### Provided material
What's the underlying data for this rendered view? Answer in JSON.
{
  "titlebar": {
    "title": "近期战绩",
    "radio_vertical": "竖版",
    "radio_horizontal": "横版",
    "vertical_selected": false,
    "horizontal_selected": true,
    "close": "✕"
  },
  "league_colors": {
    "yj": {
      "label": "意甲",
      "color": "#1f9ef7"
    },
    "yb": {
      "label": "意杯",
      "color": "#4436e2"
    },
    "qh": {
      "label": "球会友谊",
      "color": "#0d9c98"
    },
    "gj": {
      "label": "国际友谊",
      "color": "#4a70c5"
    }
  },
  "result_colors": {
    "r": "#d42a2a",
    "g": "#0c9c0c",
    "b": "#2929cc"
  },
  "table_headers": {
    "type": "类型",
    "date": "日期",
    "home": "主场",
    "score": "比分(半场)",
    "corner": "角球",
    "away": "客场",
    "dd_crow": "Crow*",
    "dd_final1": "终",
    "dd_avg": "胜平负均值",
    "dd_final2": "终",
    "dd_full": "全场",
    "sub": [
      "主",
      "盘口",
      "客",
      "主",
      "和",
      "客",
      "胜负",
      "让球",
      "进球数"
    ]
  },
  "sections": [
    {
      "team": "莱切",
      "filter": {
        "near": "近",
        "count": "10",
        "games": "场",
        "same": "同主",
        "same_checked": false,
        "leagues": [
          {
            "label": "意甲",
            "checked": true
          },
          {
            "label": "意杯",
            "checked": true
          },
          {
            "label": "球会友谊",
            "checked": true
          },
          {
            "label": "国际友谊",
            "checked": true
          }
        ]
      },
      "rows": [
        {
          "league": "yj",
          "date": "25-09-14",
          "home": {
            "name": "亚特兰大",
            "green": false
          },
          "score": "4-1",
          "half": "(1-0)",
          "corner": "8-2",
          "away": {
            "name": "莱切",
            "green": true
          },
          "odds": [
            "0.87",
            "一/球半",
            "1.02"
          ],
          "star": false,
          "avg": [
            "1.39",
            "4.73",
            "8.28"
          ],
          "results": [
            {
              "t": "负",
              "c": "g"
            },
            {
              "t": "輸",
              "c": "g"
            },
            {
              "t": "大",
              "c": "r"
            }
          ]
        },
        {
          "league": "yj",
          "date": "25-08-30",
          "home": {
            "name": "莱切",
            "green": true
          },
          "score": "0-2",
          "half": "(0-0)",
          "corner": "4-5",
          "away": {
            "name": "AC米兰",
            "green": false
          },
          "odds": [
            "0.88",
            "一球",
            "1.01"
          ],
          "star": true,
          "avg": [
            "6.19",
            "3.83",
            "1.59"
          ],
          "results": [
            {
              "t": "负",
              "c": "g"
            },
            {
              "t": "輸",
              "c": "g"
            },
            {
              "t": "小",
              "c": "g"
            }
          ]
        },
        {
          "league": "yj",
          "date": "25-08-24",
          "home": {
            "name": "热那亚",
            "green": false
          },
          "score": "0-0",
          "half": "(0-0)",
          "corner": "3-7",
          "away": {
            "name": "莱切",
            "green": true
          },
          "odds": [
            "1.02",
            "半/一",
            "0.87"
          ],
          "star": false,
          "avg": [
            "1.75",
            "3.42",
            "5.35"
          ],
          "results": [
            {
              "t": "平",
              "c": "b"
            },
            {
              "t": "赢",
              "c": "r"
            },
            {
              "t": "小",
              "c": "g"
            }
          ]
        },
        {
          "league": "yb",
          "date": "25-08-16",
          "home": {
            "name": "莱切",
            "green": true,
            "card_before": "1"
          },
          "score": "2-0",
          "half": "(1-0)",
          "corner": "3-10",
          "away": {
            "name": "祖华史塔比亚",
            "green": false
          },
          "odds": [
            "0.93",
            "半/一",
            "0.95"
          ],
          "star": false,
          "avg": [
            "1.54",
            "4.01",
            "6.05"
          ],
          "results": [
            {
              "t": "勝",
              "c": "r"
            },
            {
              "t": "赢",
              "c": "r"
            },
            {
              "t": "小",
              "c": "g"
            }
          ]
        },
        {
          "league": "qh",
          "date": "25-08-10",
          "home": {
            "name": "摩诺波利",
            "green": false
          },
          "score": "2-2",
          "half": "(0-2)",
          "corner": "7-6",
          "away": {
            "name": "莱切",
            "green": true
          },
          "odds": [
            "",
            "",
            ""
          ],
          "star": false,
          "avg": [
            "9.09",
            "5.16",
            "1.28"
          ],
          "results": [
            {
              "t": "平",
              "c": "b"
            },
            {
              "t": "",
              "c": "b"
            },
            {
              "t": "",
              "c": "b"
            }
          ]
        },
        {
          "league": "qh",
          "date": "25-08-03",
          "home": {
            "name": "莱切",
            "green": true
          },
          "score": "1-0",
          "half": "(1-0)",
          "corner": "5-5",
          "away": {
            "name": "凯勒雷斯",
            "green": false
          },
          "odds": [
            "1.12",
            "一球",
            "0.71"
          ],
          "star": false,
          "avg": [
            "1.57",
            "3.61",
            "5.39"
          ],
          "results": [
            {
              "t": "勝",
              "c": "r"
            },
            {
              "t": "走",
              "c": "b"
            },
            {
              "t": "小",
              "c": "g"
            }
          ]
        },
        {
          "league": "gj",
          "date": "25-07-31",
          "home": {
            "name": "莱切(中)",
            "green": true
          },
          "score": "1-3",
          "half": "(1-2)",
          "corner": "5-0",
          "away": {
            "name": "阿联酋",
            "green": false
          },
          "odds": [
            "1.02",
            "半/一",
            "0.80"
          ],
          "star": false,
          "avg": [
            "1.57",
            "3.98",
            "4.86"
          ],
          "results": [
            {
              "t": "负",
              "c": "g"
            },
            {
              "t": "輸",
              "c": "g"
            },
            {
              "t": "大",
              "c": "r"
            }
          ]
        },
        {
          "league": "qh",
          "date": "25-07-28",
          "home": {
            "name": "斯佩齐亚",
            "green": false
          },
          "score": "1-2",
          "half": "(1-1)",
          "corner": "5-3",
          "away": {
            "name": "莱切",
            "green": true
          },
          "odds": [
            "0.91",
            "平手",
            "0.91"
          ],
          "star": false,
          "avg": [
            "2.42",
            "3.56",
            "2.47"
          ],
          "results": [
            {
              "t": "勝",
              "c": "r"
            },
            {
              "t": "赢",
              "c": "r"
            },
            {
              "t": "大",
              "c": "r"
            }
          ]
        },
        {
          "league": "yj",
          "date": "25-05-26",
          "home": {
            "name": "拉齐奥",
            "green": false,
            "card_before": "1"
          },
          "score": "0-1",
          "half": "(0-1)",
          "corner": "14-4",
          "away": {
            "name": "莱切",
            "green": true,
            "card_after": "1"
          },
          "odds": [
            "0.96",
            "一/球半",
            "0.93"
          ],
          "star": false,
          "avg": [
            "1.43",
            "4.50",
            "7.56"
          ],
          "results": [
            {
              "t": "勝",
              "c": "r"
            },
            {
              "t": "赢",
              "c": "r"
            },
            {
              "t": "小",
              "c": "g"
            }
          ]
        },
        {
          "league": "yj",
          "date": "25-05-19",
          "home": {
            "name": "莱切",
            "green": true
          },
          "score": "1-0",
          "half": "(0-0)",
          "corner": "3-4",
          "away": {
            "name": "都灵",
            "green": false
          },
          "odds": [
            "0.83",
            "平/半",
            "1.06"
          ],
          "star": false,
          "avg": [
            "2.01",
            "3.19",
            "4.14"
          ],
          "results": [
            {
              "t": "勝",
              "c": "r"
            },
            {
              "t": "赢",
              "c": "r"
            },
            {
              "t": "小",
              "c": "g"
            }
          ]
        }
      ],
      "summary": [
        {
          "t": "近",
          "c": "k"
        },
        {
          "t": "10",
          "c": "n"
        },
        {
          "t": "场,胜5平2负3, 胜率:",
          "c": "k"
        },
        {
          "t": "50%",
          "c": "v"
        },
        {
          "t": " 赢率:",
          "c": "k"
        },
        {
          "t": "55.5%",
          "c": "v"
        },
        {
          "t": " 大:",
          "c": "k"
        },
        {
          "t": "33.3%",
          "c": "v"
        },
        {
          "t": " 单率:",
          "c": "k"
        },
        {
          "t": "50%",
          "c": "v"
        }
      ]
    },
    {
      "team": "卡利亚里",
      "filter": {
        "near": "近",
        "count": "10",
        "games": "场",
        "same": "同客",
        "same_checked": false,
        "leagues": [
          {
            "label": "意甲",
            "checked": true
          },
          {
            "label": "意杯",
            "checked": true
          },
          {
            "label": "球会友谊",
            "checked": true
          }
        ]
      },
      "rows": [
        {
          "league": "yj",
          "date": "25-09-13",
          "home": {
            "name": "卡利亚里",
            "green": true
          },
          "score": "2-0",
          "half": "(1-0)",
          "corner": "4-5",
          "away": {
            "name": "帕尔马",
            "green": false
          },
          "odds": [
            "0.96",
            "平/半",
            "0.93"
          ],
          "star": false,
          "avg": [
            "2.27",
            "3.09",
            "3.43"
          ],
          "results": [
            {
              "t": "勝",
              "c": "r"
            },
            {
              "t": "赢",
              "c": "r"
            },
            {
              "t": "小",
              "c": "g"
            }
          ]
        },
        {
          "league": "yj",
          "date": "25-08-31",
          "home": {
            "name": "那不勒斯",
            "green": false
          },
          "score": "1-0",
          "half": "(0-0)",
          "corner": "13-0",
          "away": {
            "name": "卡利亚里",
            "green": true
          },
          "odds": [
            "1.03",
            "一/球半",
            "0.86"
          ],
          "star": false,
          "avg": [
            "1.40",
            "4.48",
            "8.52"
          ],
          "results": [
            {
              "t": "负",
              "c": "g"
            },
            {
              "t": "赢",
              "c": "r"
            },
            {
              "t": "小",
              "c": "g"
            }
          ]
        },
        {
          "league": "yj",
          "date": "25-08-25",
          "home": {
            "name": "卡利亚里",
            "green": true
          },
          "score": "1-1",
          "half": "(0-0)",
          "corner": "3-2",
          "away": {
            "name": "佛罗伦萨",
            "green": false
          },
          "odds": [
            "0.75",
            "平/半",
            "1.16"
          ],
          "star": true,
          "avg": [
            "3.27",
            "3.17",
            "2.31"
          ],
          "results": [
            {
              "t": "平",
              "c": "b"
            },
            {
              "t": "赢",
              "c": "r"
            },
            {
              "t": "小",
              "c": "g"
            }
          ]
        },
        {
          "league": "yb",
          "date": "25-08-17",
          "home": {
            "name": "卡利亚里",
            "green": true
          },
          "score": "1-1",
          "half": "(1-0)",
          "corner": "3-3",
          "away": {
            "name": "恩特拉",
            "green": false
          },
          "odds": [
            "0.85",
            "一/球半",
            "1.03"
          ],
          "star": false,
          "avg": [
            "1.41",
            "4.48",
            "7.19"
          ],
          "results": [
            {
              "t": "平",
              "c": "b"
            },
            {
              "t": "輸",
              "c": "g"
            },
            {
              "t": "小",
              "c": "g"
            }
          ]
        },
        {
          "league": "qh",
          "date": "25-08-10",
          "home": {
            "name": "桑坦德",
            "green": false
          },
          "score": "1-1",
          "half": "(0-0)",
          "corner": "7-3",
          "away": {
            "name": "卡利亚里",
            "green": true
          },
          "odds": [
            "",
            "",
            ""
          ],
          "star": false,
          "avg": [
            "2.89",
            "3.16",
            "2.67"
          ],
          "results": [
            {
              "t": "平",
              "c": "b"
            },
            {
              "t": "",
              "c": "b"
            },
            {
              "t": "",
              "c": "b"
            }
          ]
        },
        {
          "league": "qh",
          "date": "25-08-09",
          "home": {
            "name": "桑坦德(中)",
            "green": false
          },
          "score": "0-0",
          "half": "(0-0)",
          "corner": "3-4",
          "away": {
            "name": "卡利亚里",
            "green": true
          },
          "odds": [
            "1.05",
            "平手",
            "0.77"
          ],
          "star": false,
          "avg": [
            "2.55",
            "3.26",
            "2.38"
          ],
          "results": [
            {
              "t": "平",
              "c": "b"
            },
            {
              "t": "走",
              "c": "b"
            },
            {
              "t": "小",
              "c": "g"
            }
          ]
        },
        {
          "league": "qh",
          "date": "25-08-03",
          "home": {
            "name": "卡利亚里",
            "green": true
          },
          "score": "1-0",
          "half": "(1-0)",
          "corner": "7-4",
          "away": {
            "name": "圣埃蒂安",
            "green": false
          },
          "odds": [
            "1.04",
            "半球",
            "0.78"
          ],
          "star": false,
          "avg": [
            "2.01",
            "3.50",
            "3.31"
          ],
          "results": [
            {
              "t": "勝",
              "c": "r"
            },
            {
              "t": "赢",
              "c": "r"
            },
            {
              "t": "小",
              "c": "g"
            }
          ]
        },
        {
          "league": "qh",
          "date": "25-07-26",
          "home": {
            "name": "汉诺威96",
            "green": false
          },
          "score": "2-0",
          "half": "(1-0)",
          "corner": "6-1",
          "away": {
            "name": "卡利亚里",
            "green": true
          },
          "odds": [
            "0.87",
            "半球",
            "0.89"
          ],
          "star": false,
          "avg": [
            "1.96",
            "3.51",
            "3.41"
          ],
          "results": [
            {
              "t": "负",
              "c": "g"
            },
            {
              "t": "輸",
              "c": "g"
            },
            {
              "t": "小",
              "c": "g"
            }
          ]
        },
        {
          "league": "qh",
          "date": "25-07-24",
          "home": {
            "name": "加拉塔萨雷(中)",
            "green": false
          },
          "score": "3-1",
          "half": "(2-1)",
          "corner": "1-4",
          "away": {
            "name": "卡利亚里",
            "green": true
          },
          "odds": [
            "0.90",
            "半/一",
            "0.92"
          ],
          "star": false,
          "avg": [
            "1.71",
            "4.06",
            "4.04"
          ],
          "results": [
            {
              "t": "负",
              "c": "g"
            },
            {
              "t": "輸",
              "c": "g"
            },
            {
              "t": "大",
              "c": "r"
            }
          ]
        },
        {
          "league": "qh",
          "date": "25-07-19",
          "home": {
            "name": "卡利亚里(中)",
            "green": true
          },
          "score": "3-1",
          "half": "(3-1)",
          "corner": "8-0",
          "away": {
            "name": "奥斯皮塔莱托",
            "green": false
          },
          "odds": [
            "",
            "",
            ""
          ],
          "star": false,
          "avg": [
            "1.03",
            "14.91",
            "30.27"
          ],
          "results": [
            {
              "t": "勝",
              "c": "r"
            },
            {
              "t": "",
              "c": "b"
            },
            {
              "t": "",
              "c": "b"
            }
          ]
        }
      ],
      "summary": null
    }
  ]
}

### Required task
Each line with the string "label" in it needs to be found and copied.

### Reply to the exercise
      "label": "意甲",
      "label": "意杯",
      "label": "球会友谊",
      "label": "国际友谊",
            "label": "意甲",
            "label": "意杯",
            "label": "球会友谊",
            "label": "国际友谊",
            "label": "意甲",
            "label": "意杯",
            "label": "球会友谊",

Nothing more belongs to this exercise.